EXERCISE INSTRUCTIONS
Wherever the word "Torque" appears in a line, extract that line.
>> START RECORDS SUPPLIED
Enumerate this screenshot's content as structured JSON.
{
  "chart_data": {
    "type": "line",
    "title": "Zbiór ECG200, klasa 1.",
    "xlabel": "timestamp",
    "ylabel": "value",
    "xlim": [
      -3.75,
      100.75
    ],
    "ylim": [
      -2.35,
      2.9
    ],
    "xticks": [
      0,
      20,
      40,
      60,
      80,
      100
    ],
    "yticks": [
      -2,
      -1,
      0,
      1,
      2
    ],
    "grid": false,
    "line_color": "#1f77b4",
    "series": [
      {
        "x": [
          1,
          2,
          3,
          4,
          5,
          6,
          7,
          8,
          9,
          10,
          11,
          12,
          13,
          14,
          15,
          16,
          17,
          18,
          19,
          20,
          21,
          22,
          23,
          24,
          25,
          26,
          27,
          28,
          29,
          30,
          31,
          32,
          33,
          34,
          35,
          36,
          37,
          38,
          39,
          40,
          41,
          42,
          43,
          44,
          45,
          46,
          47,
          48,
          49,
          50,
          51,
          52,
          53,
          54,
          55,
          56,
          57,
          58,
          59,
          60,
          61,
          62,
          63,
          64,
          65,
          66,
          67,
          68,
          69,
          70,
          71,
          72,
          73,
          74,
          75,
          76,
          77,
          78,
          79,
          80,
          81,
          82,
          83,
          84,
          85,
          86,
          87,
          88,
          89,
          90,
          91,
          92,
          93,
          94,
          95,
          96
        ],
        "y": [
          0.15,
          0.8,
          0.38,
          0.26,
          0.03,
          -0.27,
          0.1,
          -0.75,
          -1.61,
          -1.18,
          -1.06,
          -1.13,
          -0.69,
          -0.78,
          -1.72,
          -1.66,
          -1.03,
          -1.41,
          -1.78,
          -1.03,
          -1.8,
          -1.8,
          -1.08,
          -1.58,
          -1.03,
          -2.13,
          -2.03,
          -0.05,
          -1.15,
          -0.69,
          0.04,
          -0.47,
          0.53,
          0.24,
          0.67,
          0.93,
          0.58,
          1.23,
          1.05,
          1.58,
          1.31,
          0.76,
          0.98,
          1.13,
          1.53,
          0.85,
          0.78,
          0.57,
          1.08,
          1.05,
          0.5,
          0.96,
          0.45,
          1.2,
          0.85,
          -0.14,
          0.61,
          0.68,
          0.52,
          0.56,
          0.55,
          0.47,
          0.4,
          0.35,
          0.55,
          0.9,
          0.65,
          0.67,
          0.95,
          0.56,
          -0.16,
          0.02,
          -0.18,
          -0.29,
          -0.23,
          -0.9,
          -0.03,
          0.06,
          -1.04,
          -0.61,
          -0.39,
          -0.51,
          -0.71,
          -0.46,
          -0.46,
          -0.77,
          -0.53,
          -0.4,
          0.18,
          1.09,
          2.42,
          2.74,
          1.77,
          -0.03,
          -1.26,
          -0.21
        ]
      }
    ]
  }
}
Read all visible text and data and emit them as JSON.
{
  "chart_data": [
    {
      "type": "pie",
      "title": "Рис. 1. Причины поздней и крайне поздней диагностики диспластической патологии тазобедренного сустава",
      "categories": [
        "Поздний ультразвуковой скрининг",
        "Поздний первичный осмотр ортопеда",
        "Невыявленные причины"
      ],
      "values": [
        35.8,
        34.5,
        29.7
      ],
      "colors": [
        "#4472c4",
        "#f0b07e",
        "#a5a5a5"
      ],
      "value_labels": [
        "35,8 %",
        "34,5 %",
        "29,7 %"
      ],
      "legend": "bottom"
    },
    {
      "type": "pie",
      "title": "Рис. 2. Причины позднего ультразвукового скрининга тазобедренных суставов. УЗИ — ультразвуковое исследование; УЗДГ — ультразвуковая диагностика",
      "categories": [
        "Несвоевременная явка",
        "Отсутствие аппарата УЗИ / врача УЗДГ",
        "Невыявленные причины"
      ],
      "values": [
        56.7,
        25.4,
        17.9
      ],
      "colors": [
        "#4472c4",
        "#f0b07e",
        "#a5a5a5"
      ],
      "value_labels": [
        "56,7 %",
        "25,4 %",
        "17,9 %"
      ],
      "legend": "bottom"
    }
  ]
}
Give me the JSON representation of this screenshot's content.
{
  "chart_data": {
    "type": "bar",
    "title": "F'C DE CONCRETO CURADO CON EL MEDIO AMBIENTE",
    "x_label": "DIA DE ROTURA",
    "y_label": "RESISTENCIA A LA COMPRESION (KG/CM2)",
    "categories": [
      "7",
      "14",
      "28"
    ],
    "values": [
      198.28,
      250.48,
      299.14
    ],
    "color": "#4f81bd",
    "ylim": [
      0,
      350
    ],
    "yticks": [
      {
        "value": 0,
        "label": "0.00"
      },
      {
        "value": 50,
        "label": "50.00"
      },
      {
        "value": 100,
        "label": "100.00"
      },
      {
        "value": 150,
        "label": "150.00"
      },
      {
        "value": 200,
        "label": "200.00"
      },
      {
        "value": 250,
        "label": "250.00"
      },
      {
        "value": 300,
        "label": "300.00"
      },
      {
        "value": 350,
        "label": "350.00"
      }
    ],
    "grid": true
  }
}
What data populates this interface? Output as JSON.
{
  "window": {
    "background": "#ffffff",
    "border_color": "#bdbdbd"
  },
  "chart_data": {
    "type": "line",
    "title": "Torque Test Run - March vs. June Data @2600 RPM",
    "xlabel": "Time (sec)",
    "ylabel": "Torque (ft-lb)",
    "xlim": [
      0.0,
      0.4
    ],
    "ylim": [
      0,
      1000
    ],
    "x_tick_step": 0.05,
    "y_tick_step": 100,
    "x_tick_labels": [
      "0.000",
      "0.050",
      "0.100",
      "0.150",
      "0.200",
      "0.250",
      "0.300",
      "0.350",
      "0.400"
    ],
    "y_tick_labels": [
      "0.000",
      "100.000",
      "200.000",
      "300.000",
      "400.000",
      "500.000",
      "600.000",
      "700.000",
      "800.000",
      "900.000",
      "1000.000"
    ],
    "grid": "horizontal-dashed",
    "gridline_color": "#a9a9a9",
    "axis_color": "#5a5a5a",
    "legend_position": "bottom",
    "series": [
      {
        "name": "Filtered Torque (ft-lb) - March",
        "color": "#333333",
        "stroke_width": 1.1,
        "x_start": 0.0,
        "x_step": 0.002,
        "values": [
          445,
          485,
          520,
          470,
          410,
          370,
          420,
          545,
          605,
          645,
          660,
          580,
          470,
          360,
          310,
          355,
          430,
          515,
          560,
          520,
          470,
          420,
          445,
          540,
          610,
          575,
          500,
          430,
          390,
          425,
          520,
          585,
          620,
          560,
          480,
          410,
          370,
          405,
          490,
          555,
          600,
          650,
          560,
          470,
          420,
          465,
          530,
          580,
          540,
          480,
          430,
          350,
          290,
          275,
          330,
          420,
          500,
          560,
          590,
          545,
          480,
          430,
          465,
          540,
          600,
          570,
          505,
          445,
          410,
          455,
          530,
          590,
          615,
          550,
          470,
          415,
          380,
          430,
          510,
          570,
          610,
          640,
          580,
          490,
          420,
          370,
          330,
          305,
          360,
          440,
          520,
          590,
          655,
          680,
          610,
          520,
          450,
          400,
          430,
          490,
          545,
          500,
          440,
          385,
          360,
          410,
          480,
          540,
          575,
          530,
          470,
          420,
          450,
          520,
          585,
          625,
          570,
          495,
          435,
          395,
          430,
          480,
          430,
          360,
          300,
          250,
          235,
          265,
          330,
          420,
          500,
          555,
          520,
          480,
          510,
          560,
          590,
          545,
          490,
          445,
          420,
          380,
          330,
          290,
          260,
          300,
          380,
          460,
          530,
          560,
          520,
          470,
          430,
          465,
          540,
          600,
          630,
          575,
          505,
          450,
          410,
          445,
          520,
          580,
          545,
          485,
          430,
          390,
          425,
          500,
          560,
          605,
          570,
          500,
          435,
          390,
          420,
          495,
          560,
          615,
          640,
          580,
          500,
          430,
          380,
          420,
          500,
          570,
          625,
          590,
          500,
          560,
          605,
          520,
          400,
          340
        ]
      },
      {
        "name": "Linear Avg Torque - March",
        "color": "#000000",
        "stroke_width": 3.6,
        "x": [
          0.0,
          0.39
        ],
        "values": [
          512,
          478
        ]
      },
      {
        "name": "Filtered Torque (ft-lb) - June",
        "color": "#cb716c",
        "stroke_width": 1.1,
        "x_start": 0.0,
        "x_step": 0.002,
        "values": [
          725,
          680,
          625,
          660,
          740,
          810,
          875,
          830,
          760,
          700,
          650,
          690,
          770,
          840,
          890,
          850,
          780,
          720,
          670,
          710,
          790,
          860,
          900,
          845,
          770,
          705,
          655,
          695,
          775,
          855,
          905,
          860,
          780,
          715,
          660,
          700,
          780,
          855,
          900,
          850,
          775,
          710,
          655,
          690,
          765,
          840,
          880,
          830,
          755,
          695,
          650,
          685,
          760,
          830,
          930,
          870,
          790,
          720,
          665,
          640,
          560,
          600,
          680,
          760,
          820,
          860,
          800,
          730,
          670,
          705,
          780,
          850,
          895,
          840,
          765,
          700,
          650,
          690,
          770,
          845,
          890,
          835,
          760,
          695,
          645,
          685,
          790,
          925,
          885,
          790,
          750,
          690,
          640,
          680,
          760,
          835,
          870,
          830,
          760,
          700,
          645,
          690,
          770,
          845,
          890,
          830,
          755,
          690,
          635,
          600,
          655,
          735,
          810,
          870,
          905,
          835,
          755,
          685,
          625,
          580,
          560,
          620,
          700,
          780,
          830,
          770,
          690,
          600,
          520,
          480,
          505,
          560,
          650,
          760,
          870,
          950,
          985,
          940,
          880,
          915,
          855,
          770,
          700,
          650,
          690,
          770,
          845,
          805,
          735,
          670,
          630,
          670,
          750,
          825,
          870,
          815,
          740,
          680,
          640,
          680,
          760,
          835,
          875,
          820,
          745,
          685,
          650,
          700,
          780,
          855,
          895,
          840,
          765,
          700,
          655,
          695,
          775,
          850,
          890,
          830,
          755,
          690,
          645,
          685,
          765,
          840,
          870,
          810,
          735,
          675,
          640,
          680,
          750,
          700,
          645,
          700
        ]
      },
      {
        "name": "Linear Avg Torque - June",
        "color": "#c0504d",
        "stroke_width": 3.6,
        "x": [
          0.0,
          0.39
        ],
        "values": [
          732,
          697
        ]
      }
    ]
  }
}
>> END RECORDS SUPPLIED
RESPONSE TO THE TASK
    "title": "Torque Test Run - March vs. June Data @2600 RPM",
    "ylabel": "Torque (ft-lb)",
        "name": "Filtered Torque (ft-lb) - March",
        "name": "Linear Avg Torque - March",
        "name": "Filtered Torque (ft-lb) - June",
        "name": "Linear Avg Torque - June",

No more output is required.